Go through the entries below and count the lines holding the word "Climate". Reply with only the number, please.

ROWS
※ ※ ※
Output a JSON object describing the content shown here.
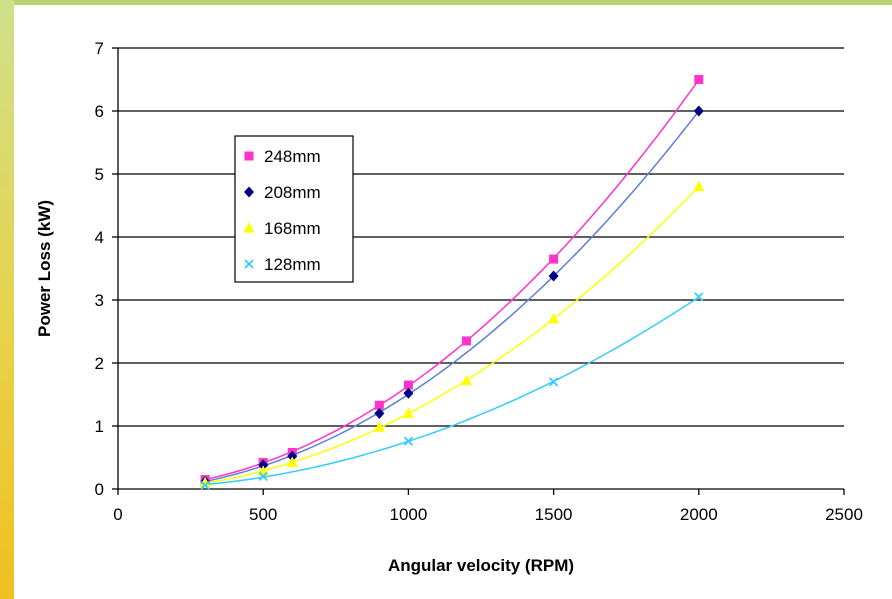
{
  "chart_data": {
    "type": "scatter",
    "title": "",
    "xlabel": "Angular velocity (RPM)",
    "ylabel": "Power Loss (kW)",
    "xlim": [
      0,
      2500
    ],
    "ylim": [
      0,
      7
    ],
    "x_ticks": [
      "0",
      "500",
      "1000",
      "1500",
      "2000",
      "2500"
    ],
    "y_ticks": [
      "0",
      "1",
      "2",
      "3",
      "4",
      "5",
      "6",
      "7"
    ],
    "grid": "horizontal",
    "legend_position": "top-left",
    "trendlines": true,
    "series": [
      {
        "name": "248mm",
        "color": "#ff33cc",
        "marker": "square",
        "x": [
          300,
          500,
          600,
          900,
          1000,
          1200,
          1500,
          2000
        ],
        "y": [
          0.15,
          0.42,
          0.58,
          1.33,
          1.65,
          2.35,
          3.65,
          6.5
        ]
      },
      {
        "name": "208mm",
        "color": "#000080",
        "line_color": "#5b7fd6",
        "marker": "diamond",
        "x": [
          300,
          500,
          600,
          900,
          1000,
          1500,
          2000
        ],
        "y": [
          0.12,
          0.38,
          0.52,
          1.2,
          1.52,
          3.38,
          6.0
        ]
      },
      {
        "name": "168mm",
        "color": "#ffff00",
        "marker": "triangle",
        "x": [
          300,
          500,
          600,
          900,
          1000,
          1200,
          1500,
          2000
        ],
        "y": [
          0.1,
          0.28,
          0.42,
          0.98,
          1.2,
          1.72,
          2.7,
          4.8
        ]
      },
      {
        "name": "128mm",
        "color": "#33ccff",
        "marker": "x",
        "x": [
          300,
          500,
          1000,
          1500,
          2000
        ],
        "y": [
          0.06,
          0.2,
          0.76,
          1.7,
          3.05
        ]
      }
    ]
  }
}
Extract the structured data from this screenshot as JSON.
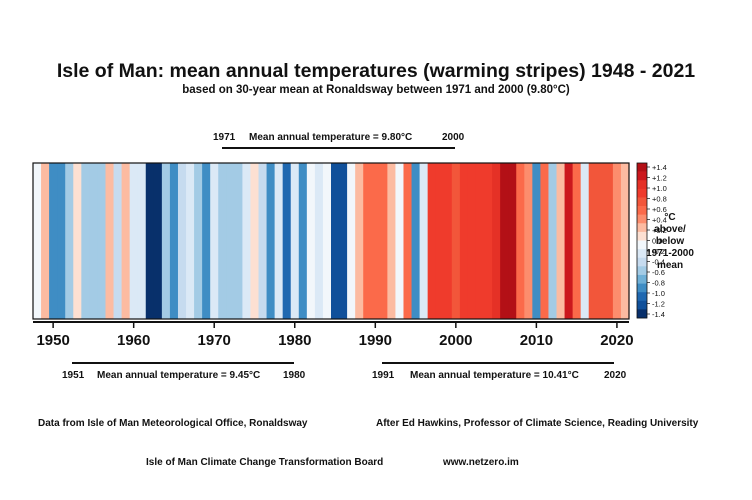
{
  "header": {
    "title": "Isle of Man: mean annual temperatures (warming stripes) 1948 - 2021",
    "subtitle": "based on 30-year mean at Ronaldsway between 1971 and 2000 (9.80°C)"
  },
  "annotations": {
    "ref_period": {
      "start": "1971",
      "label": "Mean annual temperature = 9.80°C",
      "end": "2000"
    },
    "p1": {
      "start": "1951",
      "label": "Mean annual temperature = 9.45°C",
      "end": "1980"
    },
    "p2": {
      "start": "1991",
      "label": "Mean annual temperature = 10.41°C",
      "end": "2020"
    }
  },
  "legend": {
    "unit_lines": [
      "°C",
      "above/",
      "below",
      "1971-2000",
      "mean"
    ]
  },
  "footer": {
    "source": "Data from Isle of Man Meteorological Office, Ronaldsway",
    "credit": "After Ed Hawkins, Professor of Climate Science, Reading University",
    "org": "Isle of Man Climate Change Transformation Board",
    "url": "www.netzero.im"
  },
  "chart_data": {
    "type": "heatmap",
    "title": "Isle of Man: mean annual temperatures (warming stripes) 1948 - 2021",
    "xlim": [
      1948,
      2021
    ],
    "x_ticks": [
      1950,
      1960,
      1970,
      1980,
      1990,
      2000,
      2010,
      2020
    ],
    "years": [
      1948,
      1949,
      1950,
      1951,
      1952,
      1953,
      1954,
      1955,
      1956,
      1957,
      1958,
      1959,
      1960,
      1961,
      1962,
      1963,
      1964,
      1965,
      1966,
      1967,
      1968,
      1969,
      1970,
      1971,
      1972,
      1973,
      1974,
      1975,
      1976,
      1977,
      1978,
      1979,
      1980,
      1981,
      1982,
      1983,
      1984,
      1985,
      1986,
      1987,
      1988,
      1989,
      1990,
      1991,
      1992,
      1993,
      1994,
      1995,
      1996,
      1997,
      1998,
      1999,
      2000,
      2001,
      2002,
      2003,
      2004,
      2005,
      2006,
      2007,
      2008,
      2009,
      2010,
      2011,
      2012,
      2013,
      2014,
      2015,
      2016,
      2017,
      2018,
      2019,
      2020,
      2021
    ],
    "anomalies": [
      -0.1,
      0.3,
      -0.9,
      -0.9,
      -0.6,
      0.1,
      -0.5,
      -0.5,
      -0.5,
      0.3,
      -0.4,
      0.3,
      -0.2,
      -0.3,
      -1.3,
      -1.3,
      -0.5,
      -0.9,
      -0.4,
      -0.2,
      -0.5,
      -0.8,
      -0.3,
      -0.5,
      -0.5,
      -0.5,
      -0.3,
      0.1,
      -0.4,
      -0.9,
      -0.3,
      -1.0,
      -0.3,
      -0.8,
      -0.1,
      -0.3,
      -0.1,
      -1.1,
      -1.1,
      0.0,
      0.2,
      0.5,
      0.6,
      0.5,
      0.3,
      -0.1,
      0.6,
      -0.8,
      -0.3,
      0.9,
      0.9,
      0.9,
      0.7,
      0.9,
      0.9,
      0.9,
      0.9,
      1.0,
      1.3,
      1.3,
      0.6,
      0.4,
      -0.8,
      0.5,
      -0.5,
      0.2,
      1.1,
      0.6,
      -0.3,
      0.7,
      0.7,
      0.7,
      0.4,
      0.3
    ],
    "color_scale": {
      "ticks": [
        "+1.4",
        "+1.2",
        "+1.0",
        "+0.8",
        "+0.6",
        "+0.4",
        "+0.2",
        "0.0",
        "-0.2",
        "-0.4",
        "-0.6",
        "-0.8",
        "-1.0",
        "-1.2",
        "-1.4"
      ],
      "colors": [
        "#b31016",
        "#cb181d",
        "#e53126",
        "#ef3b2c",
        "#f2563a",
        "#fb6a4a",
        "#fc8d6d",
        "#fcbba1",
        "#fde0d2",
        "#f2f7fb",
        "#dbe9f6",
        "#c6dbef",
        "#a3cbe5",
        "#6fb0d7",
        "#3f8dc4",
        "#1f68b0",
        "#10509a",
        "#08306b"
      ]
    }
  }
}
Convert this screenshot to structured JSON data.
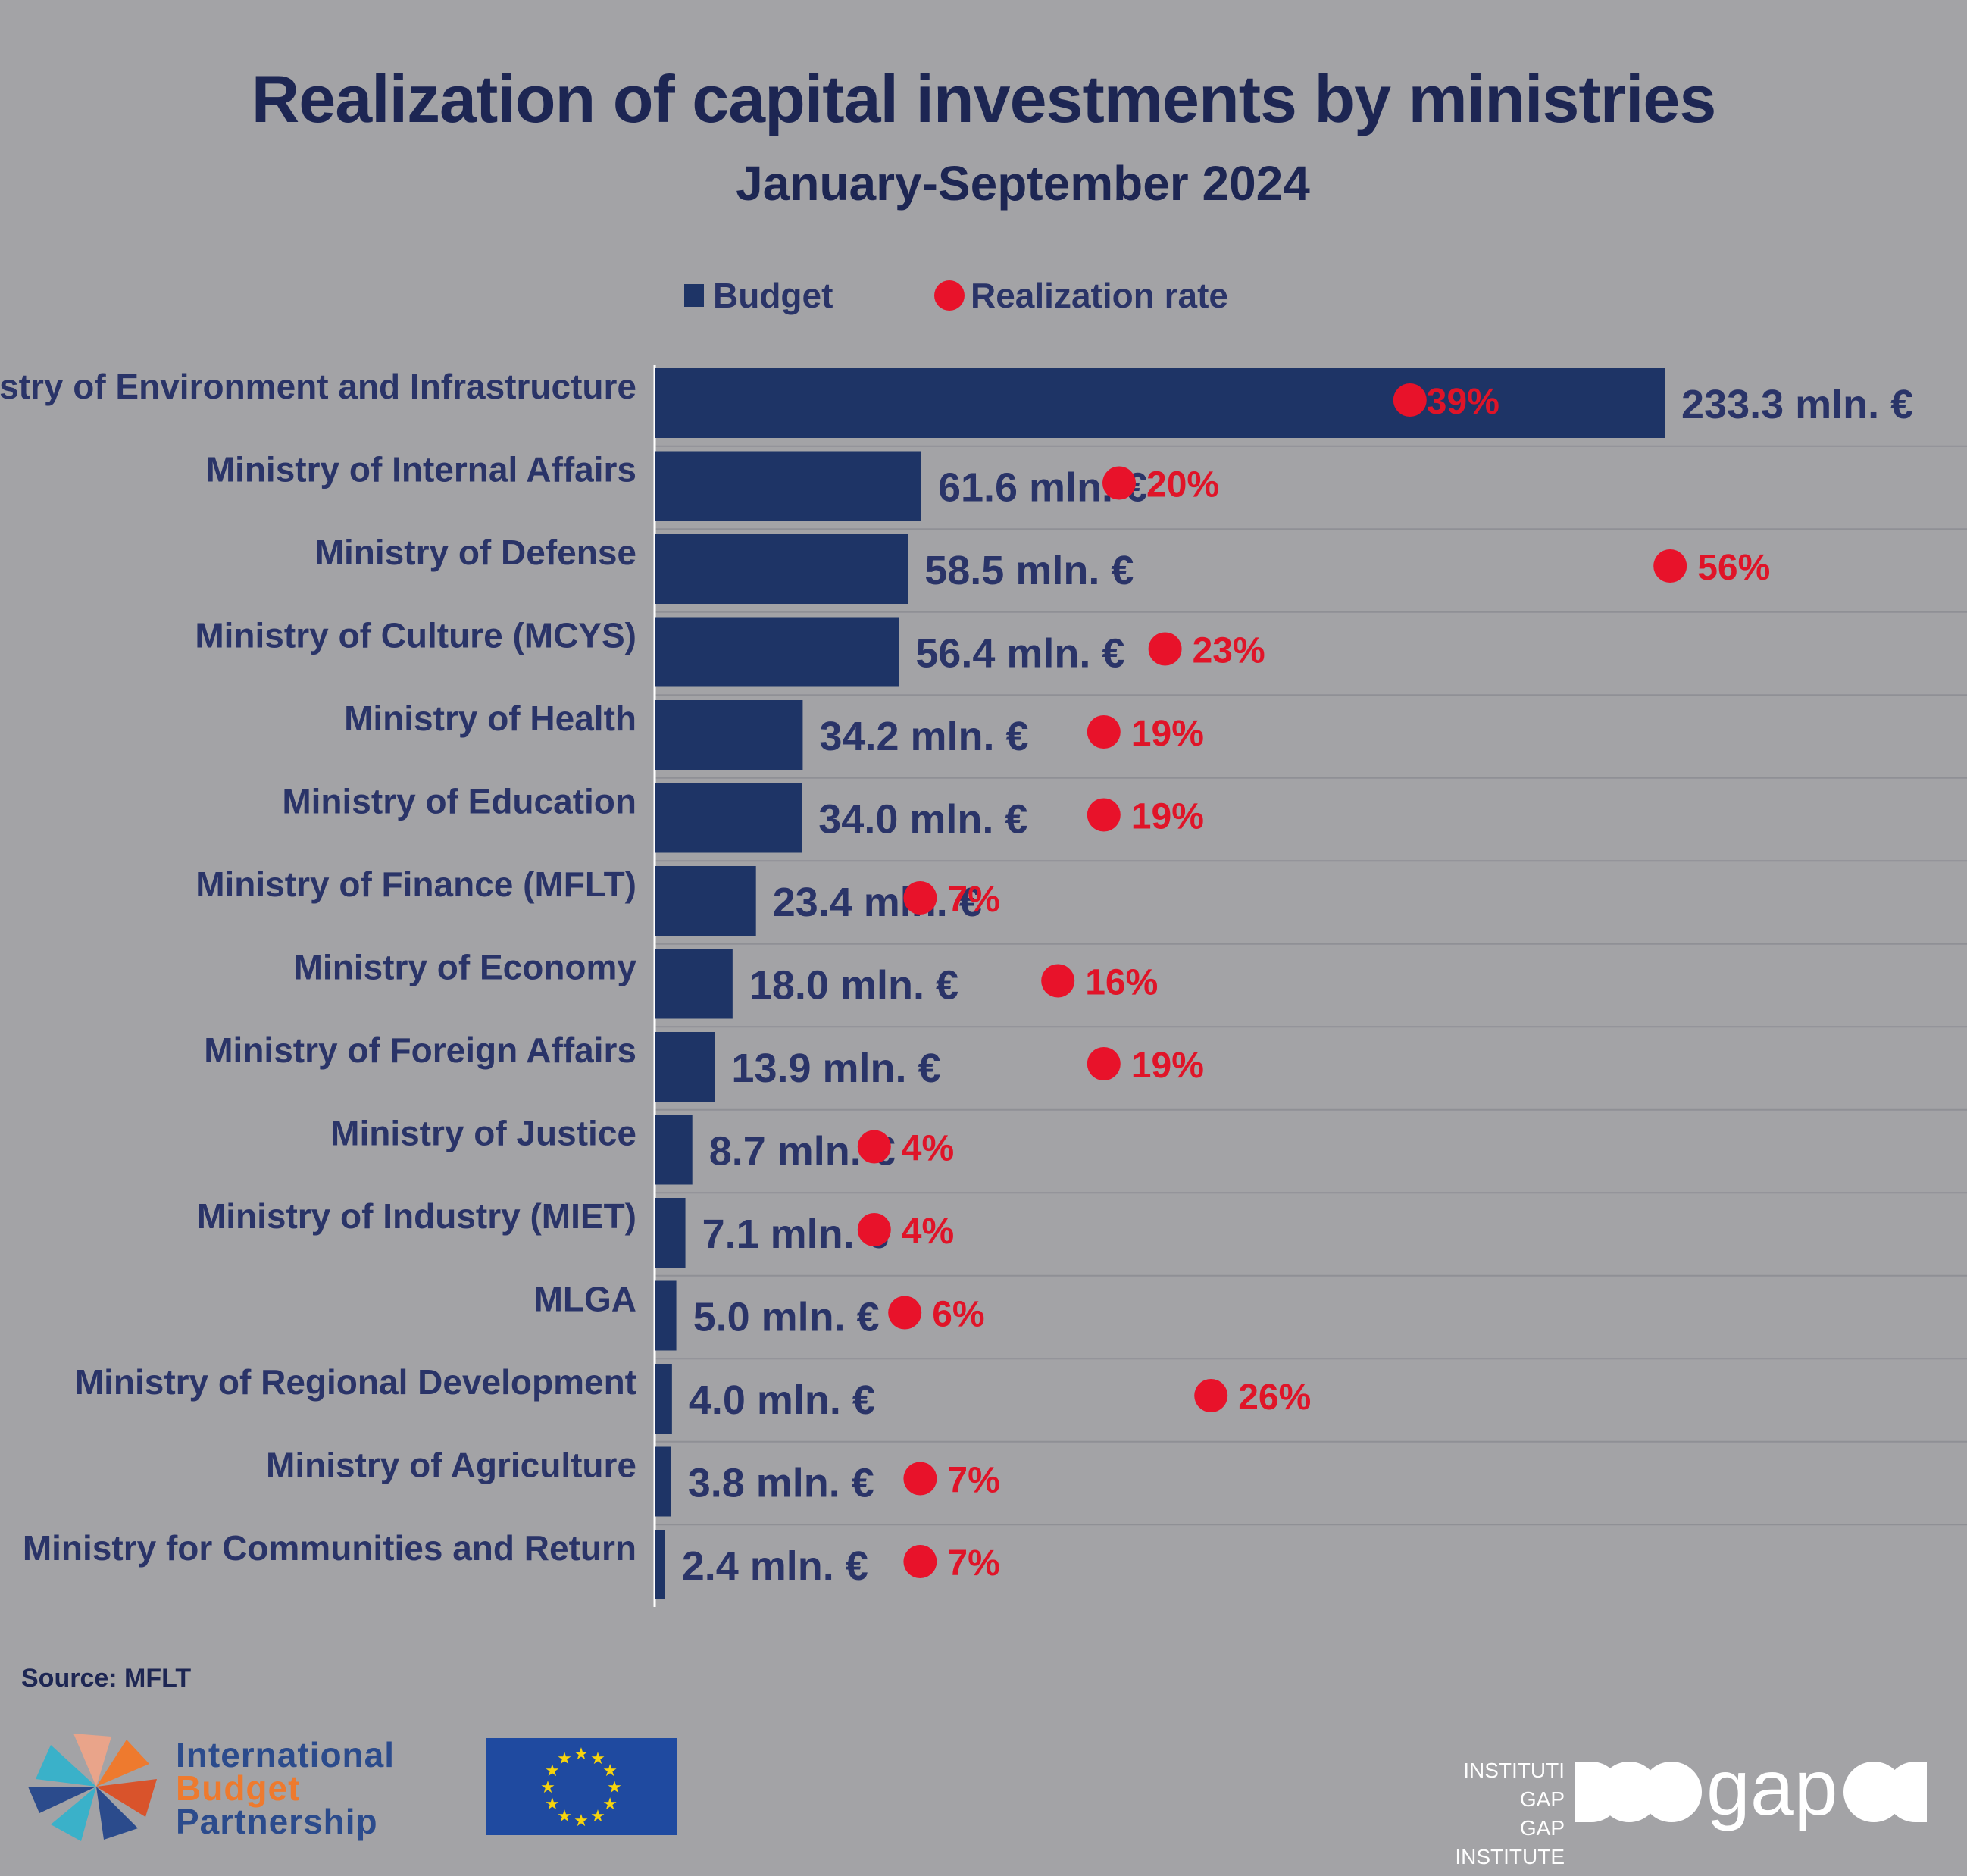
{
  "title": "Realization of capital investments by ministries",
  "subtitle": "January-September 2024",
  "legend": {
    "budget": "Budget",
    "rate": "Realization rate"
  },
  "colors": {
    "bar": "#1e3466",
    "dot": "#e8122a",
    "rate_text": "#e01428",
    "label_text": "#2a3468",
    "background": "#a3a3a6"
  },
  "chart_data": {
    "type": "bar",
    "orientation": "horizontal",
    "categories": [
      "Ministry of Environment and Infrastructure",
      "Ministry of Internal Affairs",
      "Ministry of Defense",
      "Ministry of Culture (MCYS)",
      "Ministry of Health",
      "Ministry of Education",
      "Ministry of Finance (MFLT)",
      "Ministry of Economy",
      "Ministry of Foreign Affairs",
      "Ministry of Justice",
      "Ministry of Industry (MIET)",
      "MLGA",
      "Ministry of Regional Development",
      "Ministry of Agriculture",
      "Ministry for Communities and Return"
    ],
    "series": [
      {
        "name": "Budget",
        "unit": "mln. €",
        "values": [
          233.3,
          61.6,
          58.5,
          56.4,
          34.2,
          34.0,
          23.4,
          18.0,
          13.9,
          8.7,
          7.1,
          5.0,
          4.0,
          3.8,
          2.4
        ],
        "labels": [
          "233.3 mln. €",
          "61.6 mln. €",
          "58.5 mln. €",
          "56.4 mln. €",
          "34.2 mln. €",
          "34.0 mln. €",
          "23.4 mln. €",
          "18.0 mln. €",
          "13.9 mln. €",
          "8.7 mln. €",
          "7.1 mln. €",
          "5.0 mln. €",
          "4.0 mln. €",
          "3.8 mln. €",
          "2.4 mln. €"
        ]
      },
      {
        "name": "Realization rate",
        "unit": "%",
        "values": [
          39,
          20,
          56,
          23,
          19,
          19,
          7,
          16,
          19,
          4,
          4,
          6,
          26,
          7,
          7
        ],
        "labels": [
          "39%",
          "20%",
          "56%",
          "23%",
          "19%",
          "19%",
          "7%",
          "16%",
          "19%",
          "4%",
          "4%",
          "6%",
          "26%",
          "7%",
          "7%"
        ]
      }
    ],
    "legend_position": "top-center",
    "grid": "horizontal separators"
  },
  "source": "Source: MFLT",
  "logos": {
    "ibp": [
      "International",
      "Budget",
      "Partnership"
    ],
    "gap": [
      "INSTITUTI GAP",
      "GAP INSTITUTE"
    ],
    "gap_wordmark": "gap"
  }
}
※ ※ ※
WRITTEN REPLY
2